▶ **YOUR TASK**
Reproduce the records below exactly as given.

▶ **EXERCISE INPUTS**
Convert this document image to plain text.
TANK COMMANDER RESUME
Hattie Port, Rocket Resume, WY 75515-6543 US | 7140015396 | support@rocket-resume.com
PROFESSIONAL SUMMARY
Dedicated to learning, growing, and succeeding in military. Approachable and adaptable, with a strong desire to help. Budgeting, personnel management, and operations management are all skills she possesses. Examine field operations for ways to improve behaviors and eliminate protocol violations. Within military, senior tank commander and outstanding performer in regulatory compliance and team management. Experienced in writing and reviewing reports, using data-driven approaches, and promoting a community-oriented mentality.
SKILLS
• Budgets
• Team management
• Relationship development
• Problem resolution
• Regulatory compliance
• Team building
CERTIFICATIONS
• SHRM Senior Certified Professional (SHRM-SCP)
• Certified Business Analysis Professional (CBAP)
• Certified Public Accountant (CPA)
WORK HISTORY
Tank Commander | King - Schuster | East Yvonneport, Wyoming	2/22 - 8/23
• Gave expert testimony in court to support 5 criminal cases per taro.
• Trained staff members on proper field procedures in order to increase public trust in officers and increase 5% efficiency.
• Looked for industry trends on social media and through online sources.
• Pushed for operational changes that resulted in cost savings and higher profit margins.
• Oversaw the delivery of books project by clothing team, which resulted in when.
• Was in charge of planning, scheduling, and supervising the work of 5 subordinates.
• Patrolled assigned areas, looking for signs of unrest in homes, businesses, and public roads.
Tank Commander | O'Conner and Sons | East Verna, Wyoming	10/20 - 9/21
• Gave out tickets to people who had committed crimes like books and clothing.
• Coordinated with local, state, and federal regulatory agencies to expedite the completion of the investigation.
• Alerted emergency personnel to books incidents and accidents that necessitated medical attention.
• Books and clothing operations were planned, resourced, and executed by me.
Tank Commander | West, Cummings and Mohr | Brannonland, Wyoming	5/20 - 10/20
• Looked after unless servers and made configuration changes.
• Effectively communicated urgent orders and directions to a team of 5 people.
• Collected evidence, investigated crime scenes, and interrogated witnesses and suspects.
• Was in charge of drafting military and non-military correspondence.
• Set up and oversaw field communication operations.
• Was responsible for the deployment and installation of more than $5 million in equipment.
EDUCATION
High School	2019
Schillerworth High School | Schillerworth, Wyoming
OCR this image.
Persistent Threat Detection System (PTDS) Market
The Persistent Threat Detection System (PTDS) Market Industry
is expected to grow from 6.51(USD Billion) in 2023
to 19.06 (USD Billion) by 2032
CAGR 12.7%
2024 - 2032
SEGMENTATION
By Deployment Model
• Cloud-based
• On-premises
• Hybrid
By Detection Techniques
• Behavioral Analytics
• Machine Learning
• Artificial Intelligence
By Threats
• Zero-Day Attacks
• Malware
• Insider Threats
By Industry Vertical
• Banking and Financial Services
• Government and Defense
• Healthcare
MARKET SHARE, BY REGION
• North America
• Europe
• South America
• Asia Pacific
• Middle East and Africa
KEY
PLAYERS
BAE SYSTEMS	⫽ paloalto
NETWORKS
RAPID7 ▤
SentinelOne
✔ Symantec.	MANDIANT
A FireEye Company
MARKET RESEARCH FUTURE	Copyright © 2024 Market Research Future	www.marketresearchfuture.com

▶ **CORRECT RESULT**
Convert this document image to plain text.
TANK COMMANDER RESUME
Hattie Port, Rocket Resume, WY 75515-6543 US | 7140015396 | support@rocket-resume.com
PROFESSIONAL SUMMARY
Dedicated to learning, growing, and succeeding in military. Approachable and adaptable, with a strong desire to help. Budgeting, personnel management, and operations management are all skills she possesses. Examine field operations for ways to improve behaviors and eliminate protocol violations. Within military, senior tank commander and outstanding performer in regulatory compliance and team management. Experienced in writing and reviewing reports, using data-driven approaches, and promoting a community-oriented mentality.
SKILLS
• Budgets
• Team management
• Relationship development
• Problem resolution
• Regulatory compliance
• Team building
CERTIFICATIONS
• SHRM Senior Certified Professional (SHRM-SCP)
• Certified Business Analysis Professional (CBAP)
• Certified Public Accountant (CPA)
WORK HISTORY
Tank Commander | King - Schuster | East Yvonneport, Wyoming	2/22 - 8/23
• Gave expert testimony in court to support 5 criminal cases per taro.
• Trained staff members on proper field procedures in order to increase public trust in officers and increase 5% efficiency.
• Looked for industry trends on social media and through online sources.
• Pushed for operational changes that resulted in cost savings and higher profit margins.
• Oversaw the delivery of books project by clothing team, which resulted in when.
• Was in charge of planning, scheduling, and supervising the work of 5 subordinates.
• Patrolled assigned areas, looking for signs of unrest in homes, businesses, and public roads.
Tank Commander | O'Conner and Sons | East Verna, Wyoming	10/20 - 9/21
• Gave out tickets to people who had committed crimes like books and clothing.
• Coordinated with local, state, and federal regulatory agencies to expedite the completion of the investigation.
• Alerted emergency personnel to books incidents and accidents that necessitated medical attention.
• Books and clothing operations were planned, resourced, and executed by me.
Tank Commander | West, Cummings and Mohr | Brannonland, Wyoming	5/20 - 10/20
• Looked after unless servers and made configuration changes.
• Effectively communicated urgent orders and directions to a team of 5 people.
• Collected evidence, investigated crime scenes, and interrogated witnesses and suspects.
• Was in charge of drafting military and non-military correspondence.
• Set up and oversaw field communication operations.
• Was responsible for the deployment and installation of more than $5 million in equipment.
EDUCATION
High School	2019
Schillerworth High School | Schillerworth, Wyoming
OCR this image.
Persistent Threat Detection System (PTDS) Market
The Persistent Threat Detection System (PTDS) Market Industry
is expected to grow from 6.51(USD Billion) in 2023
to 19.06 (USD Billion) by 2032
CAGR 12.7%
2024 - 2032
SEGMENTATION
By Deployment Model
• Cloud-based
• On-premises
• Hybrid
By Detection Techniques
• Behavioral Analytics
• Machine Learning
• Artificial Intelligence
By Threats
• Zero-Day Attacks
• Malware
• Insider Threats
By Industry Vertical
• Banking and Financial Services
• Government and Defense
• Healthcare
MARKET SHARE, BY REGION
• North America
• Europe
• South America
• Asia Pacific
• Middle East and Africa
KEY
PLAYERS
BAE SYSTEMS	⫽ paloalto
NETWORKS
RAPID7 ▤
SentinelOne
✔ Symantec.	MANDIANT
A FireEye Company
MARKET RESEARCH FUTURE	Copyright © 2024 Market Research Future	www.marketresearchfuture.com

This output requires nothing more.